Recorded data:

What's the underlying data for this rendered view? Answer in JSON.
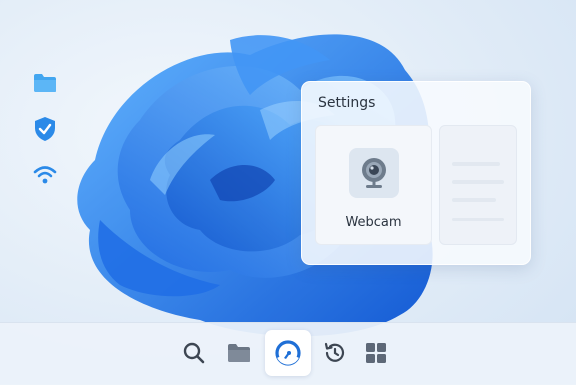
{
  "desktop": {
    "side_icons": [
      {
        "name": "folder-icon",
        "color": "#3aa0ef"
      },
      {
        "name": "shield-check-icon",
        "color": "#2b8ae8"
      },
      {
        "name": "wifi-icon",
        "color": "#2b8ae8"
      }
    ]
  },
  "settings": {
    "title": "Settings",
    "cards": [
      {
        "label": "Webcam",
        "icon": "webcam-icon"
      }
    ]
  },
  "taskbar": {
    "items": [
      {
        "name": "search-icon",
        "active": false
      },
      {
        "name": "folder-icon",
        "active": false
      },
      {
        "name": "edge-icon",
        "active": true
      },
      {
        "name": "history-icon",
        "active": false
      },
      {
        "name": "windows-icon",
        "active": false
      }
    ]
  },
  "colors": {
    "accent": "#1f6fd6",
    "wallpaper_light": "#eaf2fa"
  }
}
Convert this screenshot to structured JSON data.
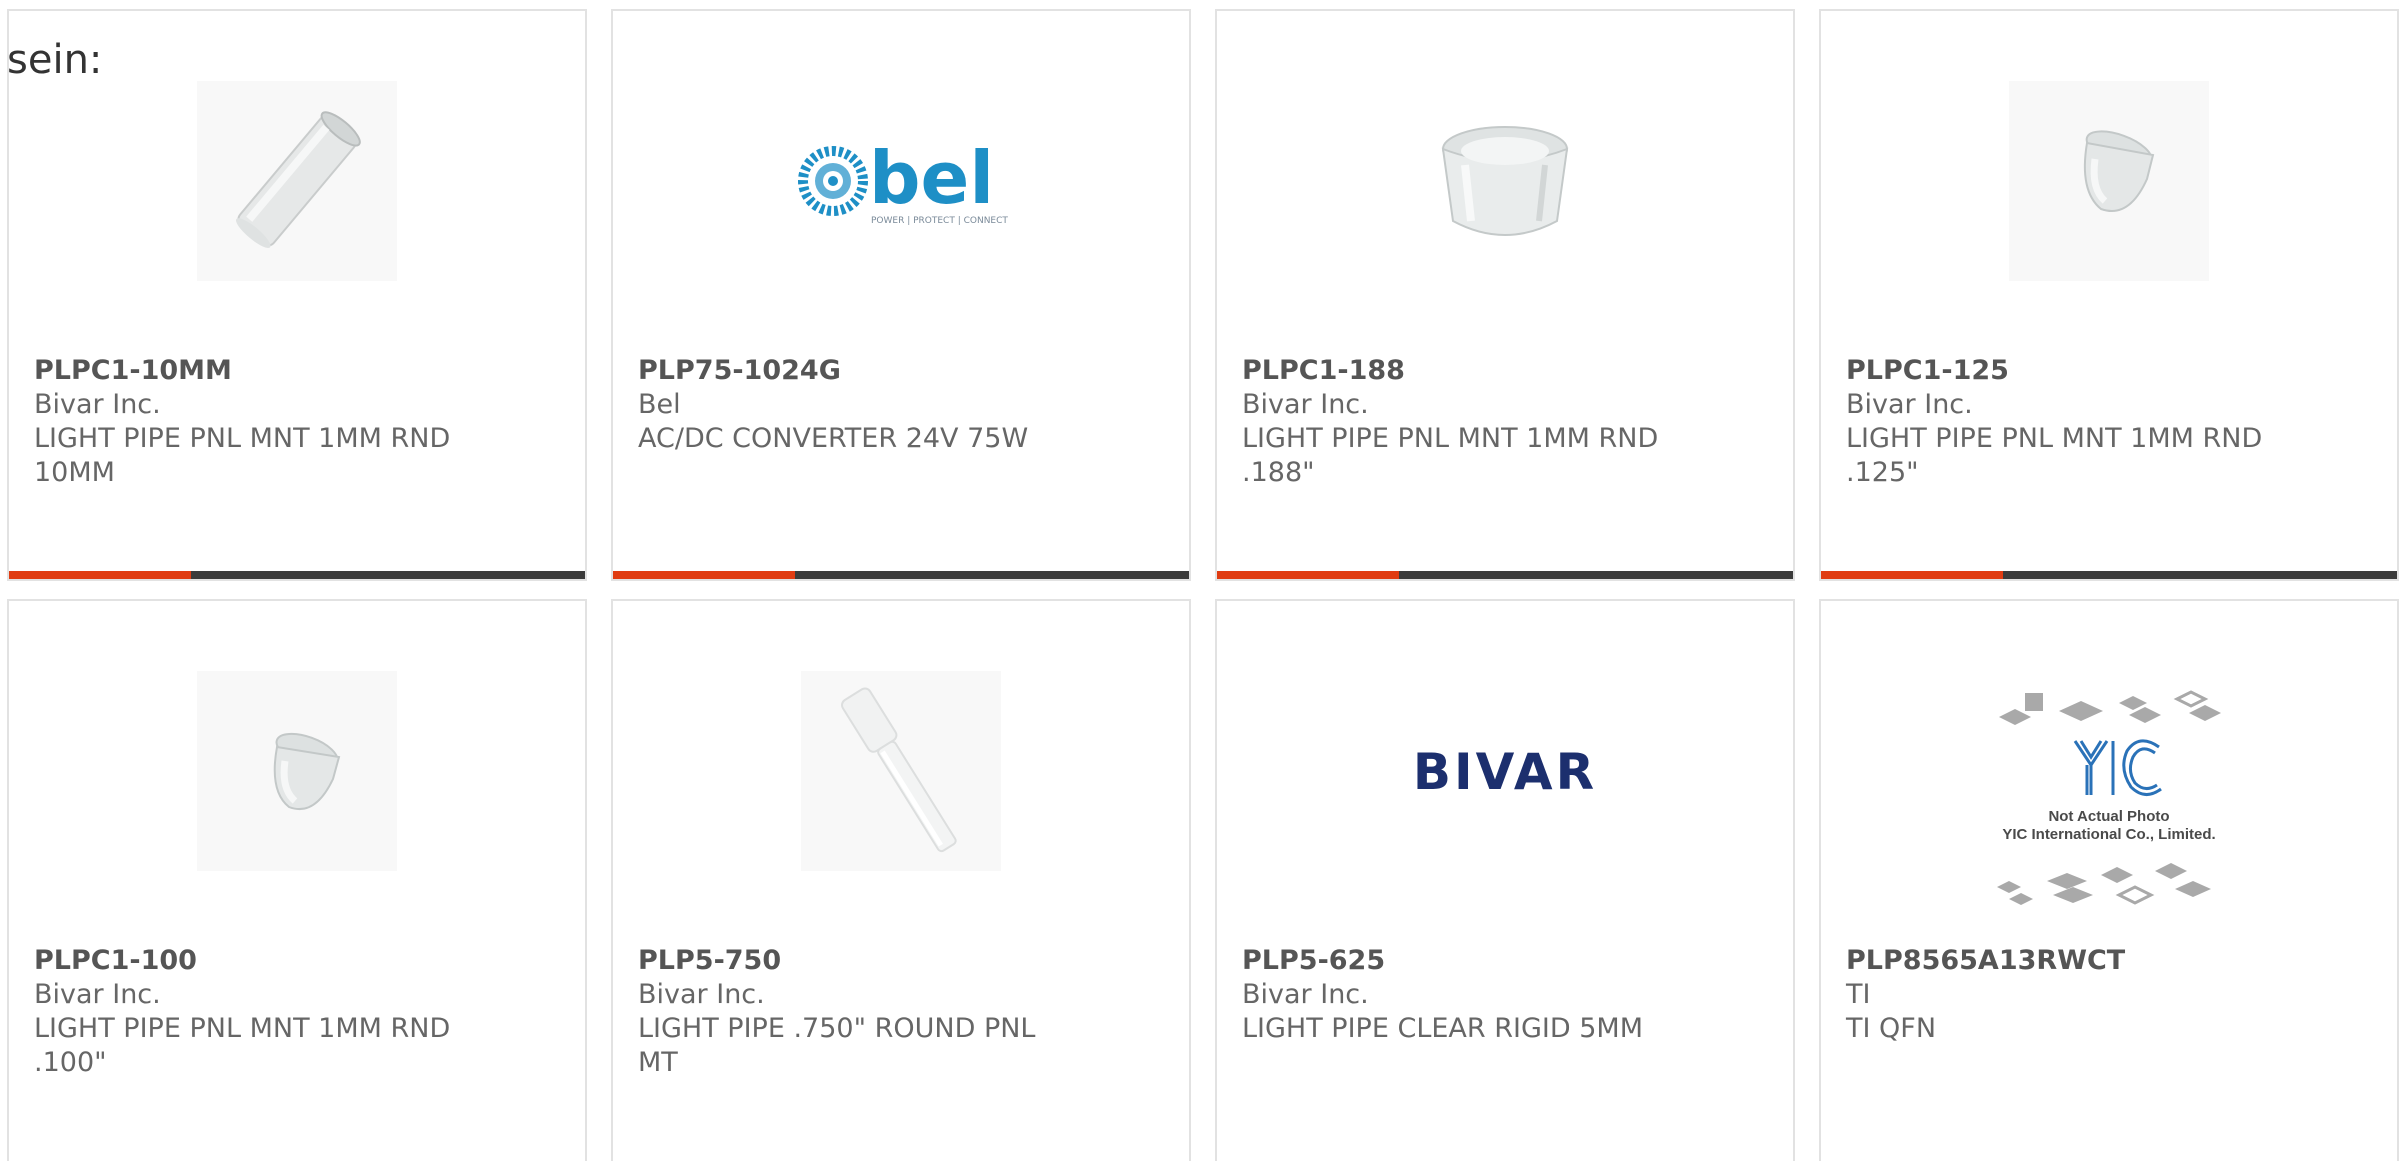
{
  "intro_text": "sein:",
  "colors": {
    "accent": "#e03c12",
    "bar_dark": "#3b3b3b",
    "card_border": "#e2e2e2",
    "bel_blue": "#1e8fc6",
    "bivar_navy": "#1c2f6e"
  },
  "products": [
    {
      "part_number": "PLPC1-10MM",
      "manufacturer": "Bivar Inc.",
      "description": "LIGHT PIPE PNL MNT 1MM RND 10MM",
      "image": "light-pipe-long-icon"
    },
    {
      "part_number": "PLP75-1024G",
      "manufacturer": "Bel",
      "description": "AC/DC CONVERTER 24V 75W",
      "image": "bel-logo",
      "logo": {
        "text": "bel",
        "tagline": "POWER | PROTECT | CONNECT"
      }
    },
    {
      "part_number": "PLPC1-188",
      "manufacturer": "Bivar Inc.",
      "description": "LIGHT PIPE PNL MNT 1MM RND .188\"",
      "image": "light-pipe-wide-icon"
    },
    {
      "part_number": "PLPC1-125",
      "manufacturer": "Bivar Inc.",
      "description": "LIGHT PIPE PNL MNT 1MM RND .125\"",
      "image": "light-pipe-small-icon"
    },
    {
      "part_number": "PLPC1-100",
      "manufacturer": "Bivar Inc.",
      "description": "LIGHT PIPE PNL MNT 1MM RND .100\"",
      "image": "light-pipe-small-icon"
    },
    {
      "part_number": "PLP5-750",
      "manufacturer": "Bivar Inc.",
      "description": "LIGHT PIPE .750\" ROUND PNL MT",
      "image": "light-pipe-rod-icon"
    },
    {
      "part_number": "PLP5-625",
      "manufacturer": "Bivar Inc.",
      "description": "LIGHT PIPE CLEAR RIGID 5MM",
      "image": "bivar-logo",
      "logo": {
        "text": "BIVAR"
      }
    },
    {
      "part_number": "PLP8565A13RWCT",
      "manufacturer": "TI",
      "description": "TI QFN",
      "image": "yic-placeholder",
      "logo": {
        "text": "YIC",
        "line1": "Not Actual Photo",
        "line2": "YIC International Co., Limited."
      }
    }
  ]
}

REQUEST:
Make a word-for-word copy of the entries, without any pictures.

THE RESPONSE:
What's the underlying data for this rendered view? Answer in JSON.
{
  "desktop": {
    "side_icons": [
      {
        "name": "folder-icon",
        "color": "#3aa0ef"
      },
      {
        "name": "shield-check-icon",
        "color": "#2b8ae8"
      },
      {
        "name": "wifi-icon",
        "color": "#2b8ae8"
      }
    ]
  },
  "settings": {
    "title": "Settings",
    "cards": [
      {
        "label": "Webcam",
        "icon": "webcam-icon"
      }
    ]
  },
  "taskbar": {
    "items": [
      {
        "name": "search-icon",
        "active": false
      },
      {
        "name": "folder-icon",
        "active": false
      },
      {
        "name": "edge-icon",
        "active": true
      },
      {
        "name": "history-icon",
        "active": false
      },
      {
        "name": "windows-icon",
        "active": false
      }
    ]
  },
  "colors": {
    "accent": "#1f6fd6",
    "wallpaper_light": "#eaf2fa"
  }
}
Convert this screenshot to structured JSON data.
{
  "intro_text": "sein:",
  "colors": {
    "accent": "#e03c12",
    "bar_dark": "#3b3b3b",
    "card_border": "#e2e2e2",
    "bel_blue": "#1e8fc6",
    "bivar_navy": "#1c2f6e"
  },
  "products": [
    {
      "part_number": "PLPC1-10MM",
      "manufacturer": "Bivar Inc.",
      "description": "LIGHT PIPE PNL MNT 1MM RND 10MM",
      "image": "light-pipe-long-icon"
    },
    {
      "part_number": "PLP75-1024G",
      "manufacturer": "Bel",
      "description": "AC/DC CONVERTER 24V 75W",
      "image": "bel-logo",
      "logo": {
        "text": "bel",
        "tagline": "POWER | PROTECT | CONNECT"
      }
    },
    {
      "part_number": "PLPC1-188",
      "manufacturer": "Bivar Inc.",
      "description": "LIGHT PIPE PNL MNT 1MM RND .188\"",
      "image": "light-pipe-wide-icon"
    },
    {
      "part_number": "PLPC1-125",
      "manufacturer": "Bivar Inc.",
      "description": "LIGHT PIPE PNL MNT 1MM RND .125\"",
      "image": "light-pipe-small-icon"
    },
    {
      "part_number": "PLPC1-100",
      "manufacturer": "Bivar Inc.",
      "description": "LIGHT PIPE PNL MNT 1MM RND .100\"",
      "image": "light-pipe-small-icon"
    },
    {
      "part_number": "PLP5-750",
      "manufacturer": "Bivar Inc.",
      "description": "LIGHT PIPE .750\" ROUND PNL MT",
      "image": "light-pipe-rod-icon"
    },
    {
      "part_number": "PLP5-625",
      "manufacturer": "Bivar Inc.",
      "description": "LIGHT PIPE CLEAR RIGID 5MM",
      "image": "bivar-logo",
      "logo": {
        "text": "BIVAR"
      }
    },
    {
      "part_number": "PLP8565A13RWCT",
      "manufacturer": "TI",
      "description": "TI QFN",
      "image": "yic-placeholder",
      "logo": {
        "text": "YIC",
        "line1": "Not Actual Photo",
        "line2": "YIC International Co., Limited."
      }
    }
  ]
}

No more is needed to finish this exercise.